Перейти к содержанию

Observability Stack

Centralized logging, metrics, and distributed tracing for the EFKO Kernel microservices platform.

Components

Component Purpose Host Port
Grafana Unified UI for logs, metrics, and traces 3101
Prometheus Metrics storage and query engine 9090
Loki Log aggregation from Pino 3100
Jaeger Distributed trace storage and UI 16686

Architecture

┌─────────────────────────────────────────────────────────────┐
│                  docker-compose.observability.yml            │
│  ┌──────────┐  ┌──────────┐  ┌──────────┐  ┌──────────────┐ │
│  │ Grafana  │  │  Loki    │  │  Jaeger  │  │ Prometheus   │ │
│  │  :3101   │  │  :3100   │  │  :16686  │  │   :9090      │ │
│  └────┬─────┘  └──────────┘  └──────────┘  └──────────────┘ │
│       │                                                      │
│       │ Queries Loki for logs, Prometheus for metrics        │
│       │ Shows Jaeger traces embed via links                  │
└───────┼──────────────────────────────────────────────────────┘
        │           shared network (efko-kernel_default)
┌───────┴──────────────────────────────────────────────────────┐
│                     docker-compose.yml (existing)             │
│  ┌─────────┐  ┌─────────────┐  ┌──────────┐                  │
│  │ gateway │  │ personnel   │  │ auth-svc │  ...              │
│  │  :3000  │  │   :3003     │  │  :3001   │                  │
│  └────┬────┘  └──────┬──────┘  └────┬─────┘                  │
│       │              │              │                         │
│       └──────────────┼──────────────┘                         │
│                      RabbitMQ                                 │
└───────────────────────────────────────────────────────────────┘

Quick Start

1. Start all infrastructure (including observability)

Dataset rows
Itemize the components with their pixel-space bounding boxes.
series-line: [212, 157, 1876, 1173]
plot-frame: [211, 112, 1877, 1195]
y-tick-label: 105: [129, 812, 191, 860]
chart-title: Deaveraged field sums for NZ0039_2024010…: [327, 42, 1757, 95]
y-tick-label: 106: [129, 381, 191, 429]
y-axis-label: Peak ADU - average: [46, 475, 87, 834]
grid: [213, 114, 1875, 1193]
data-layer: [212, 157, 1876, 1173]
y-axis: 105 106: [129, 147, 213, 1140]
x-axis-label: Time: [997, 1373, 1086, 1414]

* **Written problem A**
In the observability stack page, which host port is listed for Loki?
* **Written problem B**
Reproduce the passage of the observability stack page that opens with the words containing "Architecture" and closes with "shared network (efko-kernel_default)", changing "Jaeger" to "Zipkin".
The data above are from a separate source.

* **Written reply A**
3100

* **Written reply B**
Architecture

┌─────────────────────────────────────────────────────────────┐
│                  docker-compose.observability.yml            │
│  ┌──────────┐  ┌──────────┐  ┌──────────┐  ┌──────────────┐ │
│  │ Grafana  │  │  Loki    │  │  Zipkin  │  │ Prometheus   │ │
│  │  :3101   │  │  :3100   │  │  :16686  │  │   :9090      │ │
│  └────┬─────┘  └──────────┘  └──────────┘  └──────────────┘ │
│       │                                                      │
│       │ Queries Loki for logs, Prometheus for metrics        │
│       │ Shows Zipkin traces embed via links                  │
└───────┼──────────────────────────────────────────────────────┘
        │           shared network (efko-kernel_default)